**Quoted passage**
··········

Gays are faggots, right? And former men like me who have changed
gender, well...they're just extreme faggots, or sex-mad nut cases.
Northwestern University psychologist J. Michael Bailey, whose new
book has created quite a stir, believes both of these ideas.
"Most gay men are feminine," Bailey declares in The Man Who
Would Be Queen, "or at least they are feminine in certain
ways." The professor's gaydar can spot those Certain Ways from
across the street - on the basis, for example, of the pronunciation
a man gives the sound s: closer to the front of the mouth, like a
woman's. OK, so it turns out Bailey is talking about most gay
men...in America...in the late 20th century...or maybe just the
ones he was able to find by asking around in Chicago bars.
Fortunately, there are other tell-tale signs of homosexuality, such
as a deep interest in clothing and show tunes - or, when it comes
right down to it, a sexual interest in other men.
And from a long city block away Bailey can spot a real
gender crosser - those are the pretty ones, the ones whom the
professor feels are sexually "attractive." They're just an extreme
form of gay men. He can distinguish them from former men who are
not attractive to him, a type that, contrary to what they
will say (they are all liars), experience "sexual arousal at the
idea of themselves as women."
It's really quite simple, Bailey says. Weird born men (he
doesn't talk about born women in the book) are driven by sex. It's
either sex with other men or sex with themselves. Sex, sex, sex.
"Identity" has nothing to do with it. You can think of Bailey as an
identity politician's worst nightmare.
Bailey is attacking the by-now accepted scientific view that
whom you love and who you identify yourself to be
are not the same issue. Au contraire, says the professor.
It's not that formerly male gender crossers have an
identity of womanhood, felt or desired, the way you feel or desire
that you want to be a lawyer, say, or a resident of Florida. Nor do
the more feminine-looking (because earlier changed), pretty ones
have such an identity. No "identity" about it. Both are driven by
sex, because that's what men are ultimately interested in.
Bailey calls gender crossers "men" throughout his book. Born a man,
too bad. Like certain second-wave feminists, such as Mary Daly or
Germaine Greer, Bailey is an essentialist. As the guys down at the
Veterans of Foreign Wars post have always known, men are men and
women are women. Period.
No one is surprised that Bailey's ideas have been seized on by
the religious right. John Derbyshire, a homophobe who contributes
frequently to National Review, wrote a nice piece about
the book, drawing the moral: "Male homosexuality, in particular,
seems to possess some quality of being intrinsically subversive
when let loose in long-established institutions, especially male
dominated ones." (Where is Roy Cohn when we need him?) For God's
sake, let's not let the queers loose.
If you hated the 1960s and its "homosexual agenda" (thank
you, Justice Scalia), you are going to love Bailey's
theory. As the guys down at the VFW hall say, queers are just sissy
guys; and a guy who wants to become a woman is either just another
homo or just another loony. Bailey, to be fair, doesn't share all
the scientific and political ideas of his allies the veterans, the
homophobes, and the religious right. He wouldn't attack gays and
gender crossers with a lead pipe, and I guess he doesn't think God
hates fags. Some of his best buddies, after all, are gay or
transgendered. Bailey is a very feeling guy. In fact, he spends a
lot of time hanging around the less reputable gay bars in Chicago's
Boys' Town. Doing research.

··········

**Data extract**
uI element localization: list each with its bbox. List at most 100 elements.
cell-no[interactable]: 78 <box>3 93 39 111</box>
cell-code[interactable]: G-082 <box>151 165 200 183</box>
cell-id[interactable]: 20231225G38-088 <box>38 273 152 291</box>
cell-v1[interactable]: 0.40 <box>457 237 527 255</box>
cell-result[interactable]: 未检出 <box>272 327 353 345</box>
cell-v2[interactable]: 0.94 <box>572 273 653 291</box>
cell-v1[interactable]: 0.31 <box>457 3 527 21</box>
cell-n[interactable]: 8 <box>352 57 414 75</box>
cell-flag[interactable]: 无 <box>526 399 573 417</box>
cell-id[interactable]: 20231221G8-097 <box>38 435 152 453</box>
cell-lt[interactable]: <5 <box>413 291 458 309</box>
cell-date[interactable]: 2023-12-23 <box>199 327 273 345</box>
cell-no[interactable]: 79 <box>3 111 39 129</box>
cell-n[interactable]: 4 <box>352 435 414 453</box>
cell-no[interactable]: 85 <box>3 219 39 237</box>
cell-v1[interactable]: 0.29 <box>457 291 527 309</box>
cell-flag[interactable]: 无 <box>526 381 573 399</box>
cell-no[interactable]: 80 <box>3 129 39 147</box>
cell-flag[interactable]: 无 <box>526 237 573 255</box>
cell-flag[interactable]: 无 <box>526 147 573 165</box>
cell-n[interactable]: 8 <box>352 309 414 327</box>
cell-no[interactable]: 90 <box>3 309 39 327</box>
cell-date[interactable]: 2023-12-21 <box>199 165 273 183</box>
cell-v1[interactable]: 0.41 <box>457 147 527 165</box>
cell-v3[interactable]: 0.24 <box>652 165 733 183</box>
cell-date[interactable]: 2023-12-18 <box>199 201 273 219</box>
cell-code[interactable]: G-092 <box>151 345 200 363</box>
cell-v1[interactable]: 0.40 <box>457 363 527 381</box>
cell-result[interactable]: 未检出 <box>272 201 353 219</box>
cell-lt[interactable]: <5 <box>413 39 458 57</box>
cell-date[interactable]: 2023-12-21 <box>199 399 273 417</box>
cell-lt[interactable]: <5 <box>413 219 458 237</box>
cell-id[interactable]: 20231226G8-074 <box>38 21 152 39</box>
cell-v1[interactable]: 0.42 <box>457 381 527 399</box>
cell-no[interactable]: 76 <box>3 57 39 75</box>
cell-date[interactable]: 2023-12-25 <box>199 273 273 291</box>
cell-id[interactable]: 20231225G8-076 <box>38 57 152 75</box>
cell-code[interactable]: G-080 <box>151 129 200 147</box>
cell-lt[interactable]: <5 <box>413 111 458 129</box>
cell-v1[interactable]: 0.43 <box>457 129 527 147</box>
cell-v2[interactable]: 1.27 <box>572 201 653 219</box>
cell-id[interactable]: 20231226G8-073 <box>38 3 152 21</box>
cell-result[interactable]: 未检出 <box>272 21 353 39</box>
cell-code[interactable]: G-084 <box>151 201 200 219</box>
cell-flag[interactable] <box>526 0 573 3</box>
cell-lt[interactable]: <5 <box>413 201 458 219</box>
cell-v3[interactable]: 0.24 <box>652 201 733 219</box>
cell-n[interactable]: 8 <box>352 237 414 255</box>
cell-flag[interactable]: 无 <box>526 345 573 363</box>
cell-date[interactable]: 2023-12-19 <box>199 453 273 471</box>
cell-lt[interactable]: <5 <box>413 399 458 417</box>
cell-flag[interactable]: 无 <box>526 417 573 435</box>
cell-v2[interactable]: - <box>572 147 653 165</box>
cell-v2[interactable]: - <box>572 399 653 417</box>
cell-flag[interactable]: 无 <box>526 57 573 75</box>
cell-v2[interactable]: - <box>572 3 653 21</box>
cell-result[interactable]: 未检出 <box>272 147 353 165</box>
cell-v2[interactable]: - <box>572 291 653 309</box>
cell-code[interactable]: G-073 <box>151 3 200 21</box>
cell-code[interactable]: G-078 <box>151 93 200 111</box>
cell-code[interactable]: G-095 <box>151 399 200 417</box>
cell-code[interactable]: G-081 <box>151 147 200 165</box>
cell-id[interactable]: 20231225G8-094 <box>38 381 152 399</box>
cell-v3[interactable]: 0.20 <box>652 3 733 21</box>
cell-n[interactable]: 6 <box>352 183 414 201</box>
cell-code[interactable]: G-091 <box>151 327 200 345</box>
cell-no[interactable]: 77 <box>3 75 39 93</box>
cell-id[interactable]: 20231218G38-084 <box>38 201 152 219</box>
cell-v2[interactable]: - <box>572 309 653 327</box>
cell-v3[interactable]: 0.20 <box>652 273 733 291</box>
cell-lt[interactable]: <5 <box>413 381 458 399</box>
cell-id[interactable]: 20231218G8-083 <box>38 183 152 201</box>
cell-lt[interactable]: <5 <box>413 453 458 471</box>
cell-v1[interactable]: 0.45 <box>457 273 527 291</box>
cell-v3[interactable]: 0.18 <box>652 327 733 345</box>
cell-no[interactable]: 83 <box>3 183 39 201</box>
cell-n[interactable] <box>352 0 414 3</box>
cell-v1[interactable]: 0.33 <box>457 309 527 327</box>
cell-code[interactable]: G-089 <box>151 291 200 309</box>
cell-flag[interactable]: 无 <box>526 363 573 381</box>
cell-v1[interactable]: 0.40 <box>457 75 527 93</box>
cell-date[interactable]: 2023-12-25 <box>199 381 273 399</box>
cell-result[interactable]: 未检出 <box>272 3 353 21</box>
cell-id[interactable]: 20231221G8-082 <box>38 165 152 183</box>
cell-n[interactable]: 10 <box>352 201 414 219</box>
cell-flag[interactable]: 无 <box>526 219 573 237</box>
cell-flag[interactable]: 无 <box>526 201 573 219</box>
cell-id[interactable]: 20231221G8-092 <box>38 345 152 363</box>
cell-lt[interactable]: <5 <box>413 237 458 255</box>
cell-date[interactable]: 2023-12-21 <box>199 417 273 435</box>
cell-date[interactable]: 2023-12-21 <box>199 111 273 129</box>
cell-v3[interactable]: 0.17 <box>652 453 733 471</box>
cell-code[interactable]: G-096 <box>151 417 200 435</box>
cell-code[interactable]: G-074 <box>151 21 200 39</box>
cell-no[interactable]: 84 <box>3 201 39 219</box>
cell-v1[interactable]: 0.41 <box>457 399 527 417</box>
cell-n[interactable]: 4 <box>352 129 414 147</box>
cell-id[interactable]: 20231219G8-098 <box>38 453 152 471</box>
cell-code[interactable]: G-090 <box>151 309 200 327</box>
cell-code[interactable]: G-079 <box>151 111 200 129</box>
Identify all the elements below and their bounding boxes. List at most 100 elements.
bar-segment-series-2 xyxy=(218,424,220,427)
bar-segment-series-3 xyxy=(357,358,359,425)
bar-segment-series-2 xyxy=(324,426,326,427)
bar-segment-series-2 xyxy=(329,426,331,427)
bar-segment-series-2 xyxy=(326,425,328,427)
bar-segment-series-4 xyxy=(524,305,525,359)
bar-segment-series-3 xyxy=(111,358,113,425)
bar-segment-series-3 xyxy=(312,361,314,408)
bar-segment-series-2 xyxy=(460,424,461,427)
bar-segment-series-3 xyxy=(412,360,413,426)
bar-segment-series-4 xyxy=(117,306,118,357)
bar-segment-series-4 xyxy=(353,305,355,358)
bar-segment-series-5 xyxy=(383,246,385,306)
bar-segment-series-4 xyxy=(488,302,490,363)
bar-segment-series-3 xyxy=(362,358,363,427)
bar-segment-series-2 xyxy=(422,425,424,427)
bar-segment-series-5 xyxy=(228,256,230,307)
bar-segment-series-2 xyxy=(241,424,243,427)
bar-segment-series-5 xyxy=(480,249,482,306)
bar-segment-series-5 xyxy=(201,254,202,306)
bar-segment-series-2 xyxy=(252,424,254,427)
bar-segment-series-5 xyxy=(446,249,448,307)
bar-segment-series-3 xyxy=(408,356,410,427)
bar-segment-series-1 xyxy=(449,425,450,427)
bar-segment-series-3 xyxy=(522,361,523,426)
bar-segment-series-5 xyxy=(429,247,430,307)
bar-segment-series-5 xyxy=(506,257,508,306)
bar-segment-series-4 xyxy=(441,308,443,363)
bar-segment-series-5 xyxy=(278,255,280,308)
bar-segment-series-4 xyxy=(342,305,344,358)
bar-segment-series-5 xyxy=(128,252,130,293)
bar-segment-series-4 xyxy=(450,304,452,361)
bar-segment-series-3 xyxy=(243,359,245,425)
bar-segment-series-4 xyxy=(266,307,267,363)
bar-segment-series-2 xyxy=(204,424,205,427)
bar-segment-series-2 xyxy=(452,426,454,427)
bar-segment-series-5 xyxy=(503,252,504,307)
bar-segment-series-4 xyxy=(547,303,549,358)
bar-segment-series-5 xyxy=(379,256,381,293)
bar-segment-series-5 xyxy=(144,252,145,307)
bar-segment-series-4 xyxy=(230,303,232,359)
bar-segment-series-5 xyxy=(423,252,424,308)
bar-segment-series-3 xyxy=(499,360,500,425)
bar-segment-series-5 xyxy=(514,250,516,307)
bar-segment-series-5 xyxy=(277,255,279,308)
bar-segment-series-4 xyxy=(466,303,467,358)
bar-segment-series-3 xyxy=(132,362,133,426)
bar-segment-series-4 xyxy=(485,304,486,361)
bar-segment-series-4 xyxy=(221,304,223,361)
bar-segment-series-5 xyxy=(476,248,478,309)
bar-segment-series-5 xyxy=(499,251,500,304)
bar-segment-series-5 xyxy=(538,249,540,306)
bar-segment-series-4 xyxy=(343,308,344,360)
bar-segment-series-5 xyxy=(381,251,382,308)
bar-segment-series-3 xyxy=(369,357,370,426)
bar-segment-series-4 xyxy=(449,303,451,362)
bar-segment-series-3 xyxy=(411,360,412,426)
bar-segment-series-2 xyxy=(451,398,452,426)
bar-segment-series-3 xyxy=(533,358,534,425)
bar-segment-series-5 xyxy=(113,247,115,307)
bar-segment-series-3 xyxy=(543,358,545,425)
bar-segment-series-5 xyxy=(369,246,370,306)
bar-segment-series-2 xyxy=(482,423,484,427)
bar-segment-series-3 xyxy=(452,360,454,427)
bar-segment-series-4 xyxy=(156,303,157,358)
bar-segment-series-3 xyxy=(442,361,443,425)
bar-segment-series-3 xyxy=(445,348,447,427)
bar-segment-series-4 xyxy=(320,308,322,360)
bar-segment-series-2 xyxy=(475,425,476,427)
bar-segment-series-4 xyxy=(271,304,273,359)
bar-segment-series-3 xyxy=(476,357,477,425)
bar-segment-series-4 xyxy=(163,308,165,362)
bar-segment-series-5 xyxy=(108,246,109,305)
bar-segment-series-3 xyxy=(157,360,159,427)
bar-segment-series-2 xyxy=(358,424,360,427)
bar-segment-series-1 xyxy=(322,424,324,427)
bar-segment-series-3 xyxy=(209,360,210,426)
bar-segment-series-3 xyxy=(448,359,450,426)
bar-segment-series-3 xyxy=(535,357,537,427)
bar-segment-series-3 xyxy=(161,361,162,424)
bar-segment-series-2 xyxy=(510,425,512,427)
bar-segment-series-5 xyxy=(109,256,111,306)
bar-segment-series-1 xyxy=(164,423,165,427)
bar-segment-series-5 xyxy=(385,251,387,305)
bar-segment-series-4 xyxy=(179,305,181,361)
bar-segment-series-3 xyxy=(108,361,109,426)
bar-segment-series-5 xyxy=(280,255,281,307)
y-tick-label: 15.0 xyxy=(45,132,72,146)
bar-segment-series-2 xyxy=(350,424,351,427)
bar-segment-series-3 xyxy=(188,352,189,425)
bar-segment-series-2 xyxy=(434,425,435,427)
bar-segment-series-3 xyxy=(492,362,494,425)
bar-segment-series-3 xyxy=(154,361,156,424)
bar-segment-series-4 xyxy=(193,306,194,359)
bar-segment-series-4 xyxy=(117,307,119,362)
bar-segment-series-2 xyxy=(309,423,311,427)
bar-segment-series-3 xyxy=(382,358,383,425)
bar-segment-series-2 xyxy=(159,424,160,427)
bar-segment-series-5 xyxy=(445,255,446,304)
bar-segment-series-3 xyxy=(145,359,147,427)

··········

In the passage about Bailey's book, why do the "pretty ones" look more feminine? Answer using only the passage about Bailey's book.

**Answer to this exercise**
The passage says they are more feminine-looking because they changed earlier.